- [Data provided]:
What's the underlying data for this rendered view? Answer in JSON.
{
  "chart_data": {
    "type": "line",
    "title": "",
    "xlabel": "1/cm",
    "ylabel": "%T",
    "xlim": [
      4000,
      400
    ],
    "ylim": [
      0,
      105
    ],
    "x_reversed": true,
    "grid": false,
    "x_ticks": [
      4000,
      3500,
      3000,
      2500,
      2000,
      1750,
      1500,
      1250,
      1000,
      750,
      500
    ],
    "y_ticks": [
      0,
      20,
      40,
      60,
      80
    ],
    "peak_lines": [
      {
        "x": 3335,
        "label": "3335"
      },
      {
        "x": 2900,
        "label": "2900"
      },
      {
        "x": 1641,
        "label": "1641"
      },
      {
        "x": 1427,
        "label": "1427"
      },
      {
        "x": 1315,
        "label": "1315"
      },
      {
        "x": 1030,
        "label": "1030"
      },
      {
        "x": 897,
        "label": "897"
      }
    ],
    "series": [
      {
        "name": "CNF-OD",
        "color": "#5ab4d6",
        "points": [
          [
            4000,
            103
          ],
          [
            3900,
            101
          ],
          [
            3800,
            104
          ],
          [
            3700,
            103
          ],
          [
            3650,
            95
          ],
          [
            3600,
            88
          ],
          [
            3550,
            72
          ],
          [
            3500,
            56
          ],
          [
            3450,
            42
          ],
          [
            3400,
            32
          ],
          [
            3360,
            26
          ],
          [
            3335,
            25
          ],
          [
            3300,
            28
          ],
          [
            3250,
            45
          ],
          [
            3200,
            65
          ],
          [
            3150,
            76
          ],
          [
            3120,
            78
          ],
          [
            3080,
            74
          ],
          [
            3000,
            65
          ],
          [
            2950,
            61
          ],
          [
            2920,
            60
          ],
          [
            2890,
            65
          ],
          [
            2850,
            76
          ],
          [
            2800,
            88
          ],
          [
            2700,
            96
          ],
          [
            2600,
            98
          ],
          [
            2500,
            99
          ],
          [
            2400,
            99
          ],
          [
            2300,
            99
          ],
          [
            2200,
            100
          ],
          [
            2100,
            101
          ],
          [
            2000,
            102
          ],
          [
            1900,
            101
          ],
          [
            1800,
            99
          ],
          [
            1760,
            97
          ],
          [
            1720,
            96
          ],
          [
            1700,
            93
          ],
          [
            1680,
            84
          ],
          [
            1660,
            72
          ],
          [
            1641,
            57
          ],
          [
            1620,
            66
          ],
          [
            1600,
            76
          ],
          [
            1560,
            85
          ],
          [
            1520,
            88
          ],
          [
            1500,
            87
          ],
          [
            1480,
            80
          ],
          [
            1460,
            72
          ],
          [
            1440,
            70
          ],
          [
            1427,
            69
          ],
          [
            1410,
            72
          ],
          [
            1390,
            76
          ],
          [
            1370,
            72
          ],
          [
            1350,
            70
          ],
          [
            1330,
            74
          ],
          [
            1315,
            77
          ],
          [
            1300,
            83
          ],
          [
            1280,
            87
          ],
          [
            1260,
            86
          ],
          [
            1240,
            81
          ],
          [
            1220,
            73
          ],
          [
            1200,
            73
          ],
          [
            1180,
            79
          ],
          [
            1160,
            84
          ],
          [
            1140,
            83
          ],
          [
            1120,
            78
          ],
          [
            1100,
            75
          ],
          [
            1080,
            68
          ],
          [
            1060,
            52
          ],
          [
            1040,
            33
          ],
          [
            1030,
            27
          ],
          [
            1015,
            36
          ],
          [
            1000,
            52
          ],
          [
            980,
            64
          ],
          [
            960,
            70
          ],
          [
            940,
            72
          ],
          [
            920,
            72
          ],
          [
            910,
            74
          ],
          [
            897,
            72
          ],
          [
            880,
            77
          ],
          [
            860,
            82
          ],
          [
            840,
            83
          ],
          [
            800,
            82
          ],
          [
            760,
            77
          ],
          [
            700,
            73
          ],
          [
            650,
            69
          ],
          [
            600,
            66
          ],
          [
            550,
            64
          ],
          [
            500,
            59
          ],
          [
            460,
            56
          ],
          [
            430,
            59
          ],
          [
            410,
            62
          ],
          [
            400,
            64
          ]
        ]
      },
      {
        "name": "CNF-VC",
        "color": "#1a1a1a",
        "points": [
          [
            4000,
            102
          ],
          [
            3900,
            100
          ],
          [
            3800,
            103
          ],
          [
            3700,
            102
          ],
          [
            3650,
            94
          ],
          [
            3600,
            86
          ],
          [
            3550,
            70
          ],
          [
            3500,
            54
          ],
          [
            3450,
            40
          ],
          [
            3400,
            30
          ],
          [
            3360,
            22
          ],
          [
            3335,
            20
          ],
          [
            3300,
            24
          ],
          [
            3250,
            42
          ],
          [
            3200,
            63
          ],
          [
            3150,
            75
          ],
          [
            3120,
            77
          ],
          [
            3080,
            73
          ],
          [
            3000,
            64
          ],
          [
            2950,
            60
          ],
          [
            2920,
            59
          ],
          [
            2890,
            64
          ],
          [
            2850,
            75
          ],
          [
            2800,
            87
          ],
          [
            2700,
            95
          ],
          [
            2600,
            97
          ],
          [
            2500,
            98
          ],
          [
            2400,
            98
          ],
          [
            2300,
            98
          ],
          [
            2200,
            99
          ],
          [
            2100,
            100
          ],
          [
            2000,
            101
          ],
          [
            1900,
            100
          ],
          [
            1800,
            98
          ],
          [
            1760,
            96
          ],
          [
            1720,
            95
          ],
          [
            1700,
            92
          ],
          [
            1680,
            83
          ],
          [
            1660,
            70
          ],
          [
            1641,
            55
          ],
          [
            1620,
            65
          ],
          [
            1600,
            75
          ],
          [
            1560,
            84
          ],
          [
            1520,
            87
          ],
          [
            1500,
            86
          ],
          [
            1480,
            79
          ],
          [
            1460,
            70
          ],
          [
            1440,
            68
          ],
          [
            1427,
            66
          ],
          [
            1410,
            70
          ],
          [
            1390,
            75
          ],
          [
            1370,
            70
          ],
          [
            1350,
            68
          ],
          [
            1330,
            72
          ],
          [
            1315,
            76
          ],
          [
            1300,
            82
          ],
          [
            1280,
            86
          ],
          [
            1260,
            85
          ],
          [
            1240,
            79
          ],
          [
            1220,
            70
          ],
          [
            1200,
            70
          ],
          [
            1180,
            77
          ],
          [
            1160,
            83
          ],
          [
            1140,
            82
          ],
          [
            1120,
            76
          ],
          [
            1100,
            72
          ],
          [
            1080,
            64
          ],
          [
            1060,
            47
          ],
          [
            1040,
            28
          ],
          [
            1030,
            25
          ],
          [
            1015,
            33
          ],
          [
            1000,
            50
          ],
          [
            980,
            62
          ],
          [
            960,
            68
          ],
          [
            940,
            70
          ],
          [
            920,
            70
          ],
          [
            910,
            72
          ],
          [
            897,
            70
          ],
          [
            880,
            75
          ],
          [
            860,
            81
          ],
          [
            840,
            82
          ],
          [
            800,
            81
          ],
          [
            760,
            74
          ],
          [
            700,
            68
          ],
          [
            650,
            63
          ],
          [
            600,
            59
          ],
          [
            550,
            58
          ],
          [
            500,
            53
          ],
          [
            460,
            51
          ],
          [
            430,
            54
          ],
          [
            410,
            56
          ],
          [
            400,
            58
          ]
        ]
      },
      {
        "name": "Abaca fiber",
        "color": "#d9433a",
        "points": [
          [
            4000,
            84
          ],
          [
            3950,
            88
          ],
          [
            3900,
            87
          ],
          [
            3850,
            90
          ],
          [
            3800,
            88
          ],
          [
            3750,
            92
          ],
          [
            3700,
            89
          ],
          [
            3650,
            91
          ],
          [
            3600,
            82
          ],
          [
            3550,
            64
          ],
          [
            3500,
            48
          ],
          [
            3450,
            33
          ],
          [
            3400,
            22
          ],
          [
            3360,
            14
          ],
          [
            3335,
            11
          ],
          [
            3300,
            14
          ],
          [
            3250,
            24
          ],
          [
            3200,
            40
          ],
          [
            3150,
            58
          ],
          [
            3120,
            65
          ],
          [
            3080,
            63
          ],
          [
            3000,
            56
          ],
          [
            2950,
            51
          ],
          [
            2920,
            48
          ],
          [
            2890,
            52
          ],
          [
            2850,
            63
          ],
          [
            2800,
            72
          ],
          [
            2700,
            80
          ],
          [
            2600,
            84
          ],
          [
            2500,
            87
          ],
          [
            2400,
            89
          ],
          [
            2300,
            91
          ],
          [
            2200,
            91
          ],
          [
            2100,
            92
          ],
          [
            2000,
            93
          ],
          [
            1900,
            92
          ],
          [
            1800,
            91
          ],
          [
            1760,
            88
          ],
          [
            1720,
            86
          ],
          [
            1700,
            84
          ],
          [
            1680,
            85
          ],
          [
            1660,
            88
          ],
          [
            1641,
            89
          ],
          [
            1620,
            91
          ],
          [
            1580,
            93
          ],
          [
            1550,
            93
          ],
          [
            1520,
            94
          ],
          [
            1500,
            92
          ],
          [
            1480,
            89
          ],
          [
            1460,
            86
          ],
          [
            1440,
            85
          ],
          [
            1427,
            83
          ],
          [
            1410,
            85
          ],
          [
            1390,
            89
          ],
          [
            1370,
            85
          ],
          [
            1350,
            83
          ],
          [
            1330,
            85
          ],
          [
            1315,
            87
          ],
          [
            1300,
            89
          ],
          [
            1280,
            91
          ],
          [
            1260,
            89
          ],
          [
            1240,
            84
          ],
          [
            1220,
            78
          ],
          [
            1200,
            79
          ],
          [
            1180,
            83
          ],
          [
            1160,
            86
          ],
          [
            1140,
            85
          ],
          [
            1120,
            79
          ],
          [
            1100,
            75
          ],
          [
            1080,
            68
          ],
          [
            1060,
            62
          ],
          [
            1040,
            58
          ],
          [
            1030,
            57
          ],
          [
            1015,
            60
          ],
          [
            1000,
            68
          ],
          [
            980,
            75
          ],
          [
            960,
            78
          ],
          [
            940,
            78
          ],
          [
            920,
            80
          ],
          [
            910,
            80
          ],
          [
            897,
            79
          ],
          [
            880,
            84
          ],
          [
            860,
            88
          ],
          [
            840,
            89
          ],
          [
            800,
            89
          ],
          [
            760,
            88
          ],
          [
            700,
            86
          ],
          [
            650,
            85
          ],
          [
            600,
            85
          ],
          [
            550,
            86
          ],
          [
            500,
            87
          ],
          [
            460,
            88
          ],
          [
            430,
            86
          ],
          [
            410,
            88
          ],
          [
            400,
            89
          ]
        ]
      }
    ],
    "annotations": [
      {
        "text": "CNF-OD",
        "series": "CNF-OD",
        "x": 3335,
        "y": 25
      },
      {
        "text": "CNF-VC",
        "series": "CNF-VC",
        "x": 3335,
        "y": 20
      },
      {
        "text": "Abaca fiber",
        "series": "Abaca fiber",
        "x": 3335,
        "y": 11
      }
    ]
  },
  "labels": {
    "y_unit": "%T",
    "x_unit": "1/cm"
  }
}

--

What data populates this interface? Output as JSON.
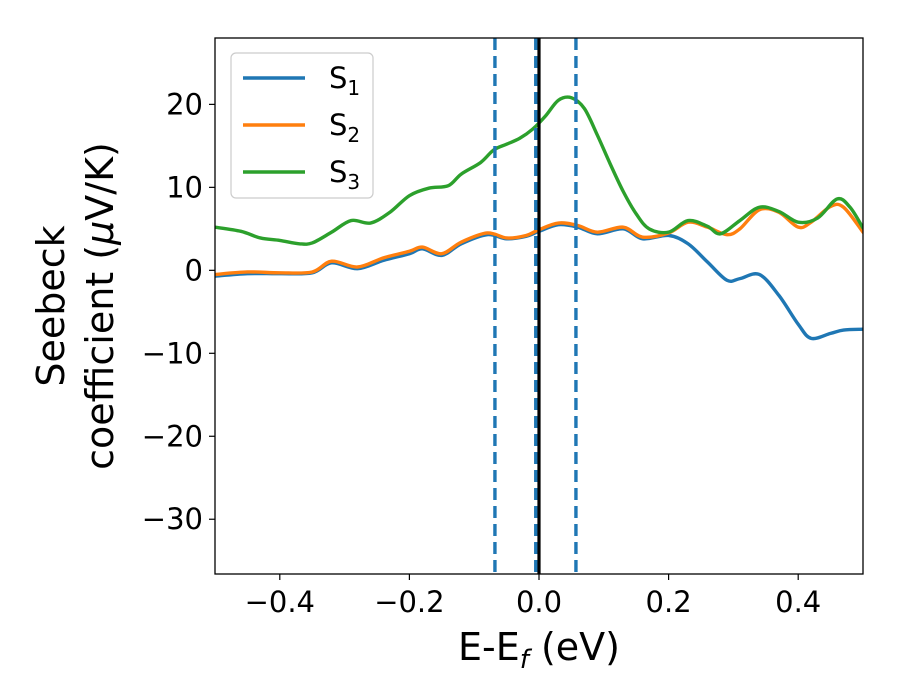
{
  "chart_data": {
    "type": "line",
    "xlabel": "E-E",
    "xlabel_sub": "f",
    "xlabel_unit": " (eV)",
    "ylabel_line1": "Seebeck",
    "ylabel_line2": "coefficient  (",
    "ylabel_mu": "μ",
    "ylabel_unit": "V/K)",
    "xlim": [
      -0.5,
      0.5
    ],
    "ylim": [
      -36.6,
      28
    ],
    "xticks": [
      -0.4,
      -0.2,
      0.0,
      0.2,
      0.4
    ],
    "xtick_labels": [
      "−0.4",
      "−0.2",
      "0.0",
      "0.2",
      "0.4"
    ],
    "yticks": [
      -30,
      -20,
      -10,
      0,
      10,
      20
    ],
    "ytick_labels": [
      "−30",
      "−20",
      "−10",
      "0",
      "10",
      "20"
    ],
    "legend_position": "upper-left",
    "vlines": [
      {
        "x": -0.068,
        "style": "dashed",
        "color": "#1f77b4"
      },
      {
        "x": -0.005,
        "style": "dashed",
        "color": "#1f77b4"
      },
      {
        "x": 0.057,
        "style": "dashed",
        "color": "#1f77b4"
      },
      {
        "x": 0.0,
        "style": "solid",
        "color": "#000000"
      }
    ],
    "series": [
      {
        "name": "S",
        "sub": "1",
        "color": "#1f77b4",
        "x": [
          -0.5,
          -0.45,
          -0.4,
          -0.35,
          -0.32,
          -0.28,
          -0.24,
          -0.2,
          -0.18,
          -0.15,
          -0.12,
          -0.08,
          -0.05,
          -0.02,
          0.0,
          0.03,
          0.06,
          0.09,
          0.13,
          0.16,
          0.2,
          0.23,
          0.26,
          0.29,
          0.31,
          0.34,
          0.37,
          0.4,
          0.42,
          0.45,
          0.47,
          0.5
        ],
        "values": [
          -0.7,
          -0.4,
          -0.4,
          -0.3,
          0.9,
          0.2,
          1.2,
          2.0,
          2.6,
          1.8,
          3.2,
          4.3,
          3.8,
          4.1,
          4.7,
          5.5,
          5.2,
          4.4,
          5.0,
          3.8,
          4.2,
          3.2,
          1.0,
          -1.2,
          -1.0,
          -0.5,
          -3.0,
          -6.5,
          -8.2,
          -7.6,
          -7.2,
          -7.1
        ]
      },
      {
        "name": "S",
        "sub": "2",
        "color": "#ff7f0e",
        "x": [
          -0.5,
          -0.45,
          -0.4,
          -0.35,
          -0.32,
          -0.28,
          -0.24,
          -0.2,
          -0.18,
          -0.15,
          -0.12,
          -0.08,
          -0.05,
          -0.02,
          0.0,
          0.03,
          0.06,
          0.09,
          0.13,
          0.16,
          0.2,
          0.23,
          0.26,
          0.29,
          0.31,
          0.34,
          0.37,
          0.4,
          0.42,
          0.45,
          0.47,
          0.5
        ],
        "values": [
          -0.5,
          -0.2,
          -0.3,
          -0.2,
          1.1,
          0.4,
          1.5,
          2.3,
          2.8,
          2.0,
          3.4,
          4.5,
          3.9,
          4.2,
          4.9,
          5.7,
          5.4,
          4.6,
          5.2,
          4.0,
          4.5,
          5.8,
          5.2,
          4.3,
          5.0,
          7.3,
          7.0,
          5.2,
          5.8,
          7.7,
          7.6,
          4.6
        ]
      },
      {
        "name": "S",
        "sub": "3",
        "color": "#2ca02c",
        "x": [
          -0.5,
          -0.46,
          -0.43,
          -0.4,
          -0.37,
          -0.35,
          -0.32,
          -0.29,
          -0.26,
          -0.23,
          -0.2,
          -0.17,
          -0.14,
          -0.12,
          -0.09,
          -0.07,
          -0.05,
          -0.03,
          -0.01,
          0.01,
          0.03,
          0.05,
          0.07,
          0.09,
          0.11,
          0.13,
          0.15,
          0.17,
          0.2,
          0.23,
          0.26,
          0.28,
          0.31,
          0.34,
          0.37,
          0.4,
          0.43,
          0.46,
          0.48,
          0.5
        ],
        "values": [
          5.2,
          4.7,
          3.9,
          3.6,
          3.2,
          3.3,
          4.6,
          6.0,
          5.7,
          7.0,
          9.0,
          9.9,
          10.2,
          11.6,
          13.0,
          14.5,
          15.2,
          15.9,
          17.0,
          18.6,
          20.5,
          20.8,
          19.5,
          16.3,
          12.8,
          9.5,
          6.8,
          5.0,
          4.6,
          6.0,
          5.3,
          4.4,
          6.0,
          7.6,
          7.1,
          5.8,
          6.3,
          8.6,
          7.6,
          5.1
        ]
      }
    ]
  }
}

- [Exercise brief]:
From the records, copy every line that has the string "fiber" in it.

- [Result of the exercise]:
        "name": "Abaca fiber",
        "text": "Abaca fiber",
        "series": "Abaca fiber",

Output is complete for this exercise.